[Saved data entries]

________________________

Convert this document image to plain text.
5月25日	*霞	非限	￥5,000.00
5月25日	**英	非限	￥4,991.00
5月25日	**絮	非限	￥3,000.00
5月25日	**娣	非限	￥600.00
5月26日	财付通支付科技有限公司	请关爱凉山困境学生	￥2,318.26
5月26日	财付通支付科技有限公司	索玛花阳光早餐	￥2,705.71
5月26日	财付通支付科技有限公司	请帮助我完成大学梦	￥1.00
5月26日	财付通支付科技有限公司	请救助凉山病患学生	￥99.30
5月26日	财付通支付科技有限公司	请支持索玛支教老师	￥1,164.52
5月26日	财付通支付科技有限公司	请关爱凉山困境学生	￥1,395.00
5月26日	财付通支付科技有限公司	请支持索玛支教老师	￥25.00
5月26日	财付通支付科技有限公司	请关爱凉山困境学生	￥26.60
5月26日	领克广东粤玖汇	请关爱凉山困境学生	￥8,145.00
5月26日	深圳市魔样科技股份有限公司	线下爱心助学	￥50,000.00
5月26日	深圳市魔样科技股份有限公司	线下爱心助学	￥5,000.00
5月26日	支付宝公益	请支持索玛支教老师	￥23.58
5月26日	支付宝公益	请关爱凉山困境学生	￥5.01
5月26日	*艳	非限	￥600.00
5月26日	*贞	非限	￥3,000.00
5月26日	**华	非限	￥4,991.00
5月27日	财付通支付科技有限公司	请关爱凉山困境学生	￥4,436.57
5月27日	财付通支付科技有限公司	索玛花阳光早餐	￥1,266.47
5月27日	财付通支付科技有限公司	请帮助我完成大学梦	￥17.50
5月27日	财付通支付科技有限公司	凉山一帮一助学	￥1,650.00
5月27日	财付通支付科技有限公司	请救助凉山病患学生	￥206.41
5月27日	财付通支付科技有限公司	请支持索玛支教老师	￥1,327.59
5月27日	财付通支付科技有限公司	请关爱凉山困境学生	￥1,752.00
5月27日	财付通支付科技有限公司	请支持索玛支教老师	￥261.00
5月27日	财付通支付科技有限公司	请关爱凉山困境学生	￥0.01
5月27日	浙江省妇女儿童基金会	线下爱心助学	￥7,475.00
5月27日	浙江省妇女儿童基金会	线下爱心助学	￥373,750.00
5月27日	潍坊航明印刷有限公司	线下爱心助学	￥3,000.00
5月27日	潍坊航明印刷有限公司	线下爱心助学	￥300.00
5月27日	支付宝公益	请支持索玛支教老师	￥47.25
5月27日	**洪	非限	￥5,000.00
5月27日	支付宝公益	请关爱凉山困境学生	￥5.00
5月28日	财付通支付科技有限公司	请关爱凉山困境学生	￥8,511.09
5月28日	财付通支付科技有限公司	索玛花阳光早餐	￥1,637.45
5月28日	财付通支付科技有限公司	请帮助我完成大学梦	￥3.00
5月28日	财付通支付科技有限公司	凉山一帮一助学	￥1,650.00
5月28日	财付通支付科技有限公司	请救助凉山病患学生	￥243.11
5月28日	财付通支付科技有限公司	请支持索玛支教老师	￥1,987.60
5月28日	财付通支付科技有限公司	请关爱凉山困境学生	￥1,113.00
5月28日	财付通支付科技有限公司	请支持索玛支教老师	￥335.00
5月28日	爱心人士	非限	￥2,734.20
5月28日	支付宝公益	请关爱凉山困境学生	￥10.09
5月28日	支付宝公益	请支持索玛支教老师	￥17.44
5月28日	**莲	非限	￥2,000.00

________________________

> **EXERCISE REQUIREMENTS**
Would you restate each of the entries word for word?

> **COMPLETED EXERCISE**
Convert this document image to plain text.
5月25日	*霞	非限	￥5,000.00
5月25日	**英	非限	￥4,991.00
5月25日	**絮	非限	￥3,000.00
5月25日	**娣	非限	￥600.00
5月26日	财付通支付科技有限公司	请关爱凉山困境学生	￥2,318.26
5月26日	财付通支付科技有限公司	索玛花阳光早餐	￥2,705.71
5月26日	财付通支付科技有限公司	请帮助我完成大学梦	￥1.00
5月26日	财付通支付科技有限公司	请救助凉山病患学生	￥99.30
5月26日	财付通支付科技有限公司	请支持索玛支教老师	￥1,164.52
5月26日	财付通支付科技有限公司	请关爱凉山困境学生	￥1,395.00
5月26日	财付通支付科技有限公司	请支持索玛支教老师	￥25.00
5月26日	财付通支付科技有限公司	请关爱凉山困境学生	￥26.60
5月26日	领克广东粤玖汇	请关爱凉山困境学生	￥8,145.00
5月26日	深圳市魔样科技股份有限公司	线下爱心助学	￥50,000.00
5月26日	深圳市魔样科技股份有限公司	线下爱心助学	￥5,000.00
5月26日	支付宝公益	请支持索玛支教老师	￥23.58
5月26日	支付宝公益	请关爱凉山困境学生	￥5.01
5月26日	*艳	非限	￥600.00
5月26日	*贞	非限	￥3,000.00
5月26日	**华	非限	￥4,991.00
5月27日	财付通支付科技有限公司	请关爱凉山困境学生	￥4,436.57
5月27日	财付通支付科技有限公司	索玛花阳光早餐	￥1,266.47
5月27日	财付通支付科技有限公司	请帮助我完成大学梦	￥17.50
5月27日	财付通支付科技有限公司	凉山一帮一助学	￥1,650.00
5月27日	财付通支付科技有限公司	请救助凉山病患学生	￥206.41
5月27日	财付通支付科技有限公司	请支持索玛支教老师	￥1,327.59
5月27日	财付通支付科技有限公司	请关爱凉山困境学生	￥1,752.00
5月27日	财付通支付科技有限公司	请支持索玛支教老师	￥261.00
5月27日	财付通支付科技有限公司	请关爱凉山困境学生	￥0.01
5月27日	浙江省妇女儿童基金会	线下爱心助学	￥7,475.00
5月27日	浙江省妇女儿童基金会	线下爱心助学	￥373,750.00
5月27日	潍坊航明印刷有限公司	线下爱心助学	￥3,000.00
5月27日	潍坊航明印刷有限公司	线下爱心助学	￥300.00
5月27日	支付宝公益	请支持索玛支教老师	￥47.25
5月27日	**洪	非限	￥5,000.00
5月27日	支付宝公益	请关爱凉山困境学生	￥5.00
5月28日	财付通支付科技有限公司	请关爱凉山困境学生	￥8,511.09
5月28日	财付通支付科技有限公司	索玛花阳光早餐	￥1,637.45
5月28日	财付通支付科技有限公司	请帮助我完成大学梦	￥3.00
5月28日	财付通支付科技有限公司	凉山一帮一助学	￥1,650.00
5月28日	财付通支付科技有限公司	请救助凉山病患学生	￥243.11
5月28日	财付通支付科技有限公司	请支持索玛支教老师	￥1,987.60
5月28日	财付通支付科技有限公司	请关爱凉山困境学生	￥1,113.00
5月28日	财付通支付科技有限公司	请支持索玛支教老师	￥335.00
5月28日	爱心人士	非限	￥2,734.20
5月28日	支付宝公益	请关爱凉山困境学生	￥10.09
5月28日	支付宝公益	请支持索玛支教老师	￥17.44
5月28日	**莲	非限	￥2,000.00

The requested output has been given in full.